**SUPPLIED INFORMATION:**
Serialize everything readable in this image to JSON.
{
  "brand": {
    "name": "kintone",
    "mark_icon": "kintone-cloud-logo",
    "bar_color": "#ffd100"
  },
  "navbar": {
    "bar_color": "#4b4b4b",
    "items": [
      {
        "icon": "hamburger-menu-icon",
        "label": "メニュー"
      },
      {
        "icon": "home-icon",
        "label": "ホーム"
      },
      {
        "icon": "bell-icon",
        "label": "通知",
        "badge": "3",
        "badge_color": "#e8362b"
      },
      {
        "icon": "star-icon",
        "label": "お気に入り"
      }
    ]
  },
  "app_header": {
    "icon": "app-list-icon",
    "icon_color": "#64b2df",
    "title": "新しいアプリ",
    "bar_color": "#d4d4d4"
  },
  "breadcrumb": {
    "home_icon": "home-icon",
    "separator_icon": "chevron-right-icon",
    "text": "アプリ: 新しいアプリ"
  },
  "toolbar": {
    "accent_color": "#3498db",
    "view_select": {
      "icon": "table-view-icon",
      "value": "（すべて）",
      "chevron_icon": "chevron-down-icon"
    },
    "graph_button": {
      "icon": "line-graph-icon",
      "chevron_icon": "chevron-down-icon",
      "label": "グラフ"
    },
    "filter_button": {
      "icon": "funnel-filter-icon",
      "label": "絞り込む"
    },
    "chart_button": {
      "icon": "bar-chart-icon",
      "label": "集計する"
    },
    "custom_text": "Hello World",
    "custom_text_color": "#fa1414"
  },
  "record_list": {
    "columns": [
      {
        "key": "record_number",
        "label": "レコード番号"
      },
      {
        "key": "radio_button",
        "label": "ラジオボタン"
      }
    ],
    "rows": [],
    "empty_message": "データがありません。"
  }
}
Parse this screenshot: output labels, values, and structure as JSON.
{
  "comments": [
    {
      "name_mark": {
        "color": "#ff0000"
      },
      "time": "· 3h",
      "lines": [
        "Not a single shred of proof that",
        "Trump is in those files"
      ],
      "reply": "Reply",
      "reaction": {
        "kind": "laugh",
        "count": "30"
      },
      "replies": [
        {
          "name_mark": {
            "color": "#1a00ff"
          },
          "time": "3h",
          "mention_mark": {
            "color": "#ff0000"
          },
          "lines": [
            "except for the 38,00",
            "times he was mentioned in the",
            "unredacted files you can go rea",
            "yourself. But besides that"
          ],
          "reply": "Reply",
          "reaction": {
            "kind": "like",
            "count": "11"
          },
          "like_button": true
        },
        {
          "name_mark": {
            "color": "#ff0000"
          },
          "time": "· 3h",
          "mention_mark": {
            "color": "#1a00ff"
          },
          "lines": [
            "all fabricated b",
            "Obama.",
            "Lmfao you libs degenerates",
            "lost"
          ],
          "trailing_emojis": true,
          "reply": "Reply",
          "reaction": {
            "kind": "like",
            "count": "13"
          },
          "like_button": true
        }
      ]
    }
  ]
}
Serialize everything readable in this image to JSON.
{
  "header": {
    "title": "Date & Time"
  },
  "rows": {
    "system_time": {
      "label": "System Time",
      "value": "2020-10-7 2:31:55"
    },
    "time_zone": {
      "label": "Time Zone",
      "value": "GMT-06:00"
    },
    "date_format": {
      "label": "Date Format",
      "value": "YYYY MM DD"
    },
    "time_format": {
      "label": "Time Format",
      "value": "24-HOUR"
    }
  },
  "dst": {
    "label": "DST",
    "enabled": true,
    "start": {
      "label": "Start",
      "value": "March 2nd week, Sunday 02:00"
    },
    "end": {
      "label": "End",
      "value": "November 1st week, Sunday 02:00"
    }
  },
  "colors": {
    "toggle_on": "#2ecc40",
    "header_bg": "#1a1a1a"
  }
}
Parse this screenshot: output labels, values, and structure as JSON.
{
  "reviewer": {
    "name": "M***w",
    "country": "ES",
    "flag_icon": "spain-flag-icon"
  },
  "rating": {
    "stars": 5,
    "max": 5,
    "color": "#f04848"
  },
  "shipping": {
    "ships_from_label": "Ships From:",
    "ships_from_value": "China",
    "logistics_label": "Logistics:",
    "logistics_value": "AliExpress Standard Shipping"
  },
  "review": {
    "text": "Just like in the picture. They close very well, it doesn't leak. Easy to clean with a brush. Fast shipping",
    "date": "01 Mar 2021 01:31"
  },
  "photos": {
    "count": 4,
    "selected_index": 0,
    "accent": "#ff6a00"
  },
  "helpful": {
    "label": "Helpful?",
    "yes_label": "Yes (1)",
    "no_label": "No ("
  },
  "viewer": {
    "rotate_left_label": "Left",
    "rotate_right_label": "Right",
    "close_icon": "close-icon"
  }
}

**EXERCISE:** Each entry above needs to be retyped exactly.

**FULL RESPONSE:**
Serialize everything readable in this image to JSON.
{
  "brand": {
    "name": "kintone",
    "mark_icon": "kintone-cloud-logo",
    "bar_color": "#ffd100"
  },
  "navbar": {
    "bar_color": "#4b4b4b",
    "items": [
      {
        "icon": "hamburger-menu-icon",
        "label": "メニュー"
      },
      {
        "icon": "home-icon",
        "label": "ホーム"
      },
      {
        "icon": "bell-icon",
        "label": "通知",
        "badge": "3",
        "badge_color": "#e8362b"
      },
      {
        "icon": "star-icon",
        "label": "お気に入り"
      }
    ]
  },
  "app_header": {
    "icon": "app-list-icon",
    "icon_color": "#64b2df",
    "title": "新しいアプリ",
    "bar_color": "#d4d4d4"
  },
  "breadcrumb": {
    "home_icon": "home-icon",
    "separator_icon": "chevron-right-icon",
    "text": "アプリ: 新しいアプリ"
  },
  "toolbar": {
    "accent_color": "#3498db",
    "view_select": {
      "icon": "table-view-icon",
      "value": "（すべて）",
      "chevron_icon": "chevron-down-icon"
    },
    "graph_button": {
      "icon": "line-graph-icon",
      "chevron_icon": "chevron-down-icon",
      "label": "グラフ"
    },
    "filter_button": {
      "icon": "funnel-filter-icon",
      "label": "絞り込む"
    },
    "chart_button": {
      "icon": "bar-chart-icon",
      "label": "集計する"
    },
    "custom_text": "Hello World",
    "custom_text_color": "#fa1414"
  },
  "record_list": {
    "columns": [
      {
        "key": "record_number",
        "label": "レコード番号"
      },
      {
        "key": "radio_button",
        "label": "ラジオボタン"
      }
    ],
    "rows": [],
    "empty_message": "データがありません。"
  }
}
Parse this screenshot: output labels, values, and structure as JSON.
{
  "comments": [
    {
      "name_mark": {
        "color": "#ff0000"
      },
      "time": "· 3h",
      "lines": [
        "Not a single shred of proof that",
        "Trump is in those files"
      ],
      "reply": "Reply",
      "reaction": {
        "kind": "laugh",
        "count": "30"
      },
      "replies": [
        {
          "name_mark": {
            "color": "#1a00ff"
          },
          "time": "3h",
          "mention_mark": {
            "color": "#ff0000"
          },
          "lines": [
            "except for the 38,00",
            "times he was mentioned in the",
            "unredacted files you can go rea",
            "yourself. But besides that"
          ],
          "reply": "Reply",
          "reaction": {
            "kind": "like",
            "count": "11"
          },
          "like_button": true
        },
        {
          "name_mark": {
            "color": "#ff0000"
          },
          "time": "· 3h",
          "mention_mark": {
            "color": "#1a00ff"
          },
          "lines": [
            "all fabricated b",
            "Obama.",
            "Lmfao you libs degenerates",
            "lost"
          ],
          "trailing_emojis": true,
          "reply": "Reply",
          "reaction": {
            "kind": "like",
            "count": "13"
          },
          "like_button": true
        }
      ]
    }
  ]
}
Serialize everything readable in this image to JSON.
{
  "header": {
    "title": "Date & Time"
  },
  "rows": {
    "system_time": {
      "label": "System Time",
      "value": "2020-10-7 2:31:55"
    },
    "time_zone": {
      "label": "Time Zone",
      "value": "GMT-06:00"
    },
    "date_format": {
      "label": "Date Format",
      "value": "YYYY MM DD"
    },
    "time_format": {
      "label": "Time Format",
      "value": "24-HOUR"
    }
  },
  "dst": {
    "label": "DST",
    "enabled": true,
    "start": {
      "label": "Start",
      "value": "March 2nd week, Sunday 02:00"
    },
    "end": {
      "label": "End",
      "value": "November 1st week, Sunday 02:00"
    }
  },
  "colors": {
    "toggle_on": "#2ecc40",
    "header_bg": "#1a1a1a"
  }
}
Parse this screenshot: output labels, values, and structure as JSON.
{
  "reviewer": {
    "name": "M***w",
    "country": "ES",
    "flag_icon": "spain-flag-icon"
  },
  "rating": {
    "stars": 5,
    "max": 5,
    "color": "#f04848"
  },
  "shipping": {
    "ships_from_label": "Ships From:",
    "ships_from_value": "China",
    "logistics_label": "Logistics:",
    "logistics_value": "AliExpress Standard Shipping"
  },
  "review": {
    "text": "Just like in the picture. They close very well, it doesn't leak. Easy to clean with a brush. Fast shipping",
    "date": "01 Mar 2021 01:31"
  },
  "photos": {
    "count": 4,
    "selected_index": 0,
    "accent": "#ff6a00"
  },
  "helpful": {
    "label": "Helpful?",
    "yes_label": "Yes (1)",
    "no_label": "No ("
  },
  "viewer": {
    "rotate_left_label": "Left",
    "rotate_right_label": "Right",
    "close_icon": "close-icon"
  }
}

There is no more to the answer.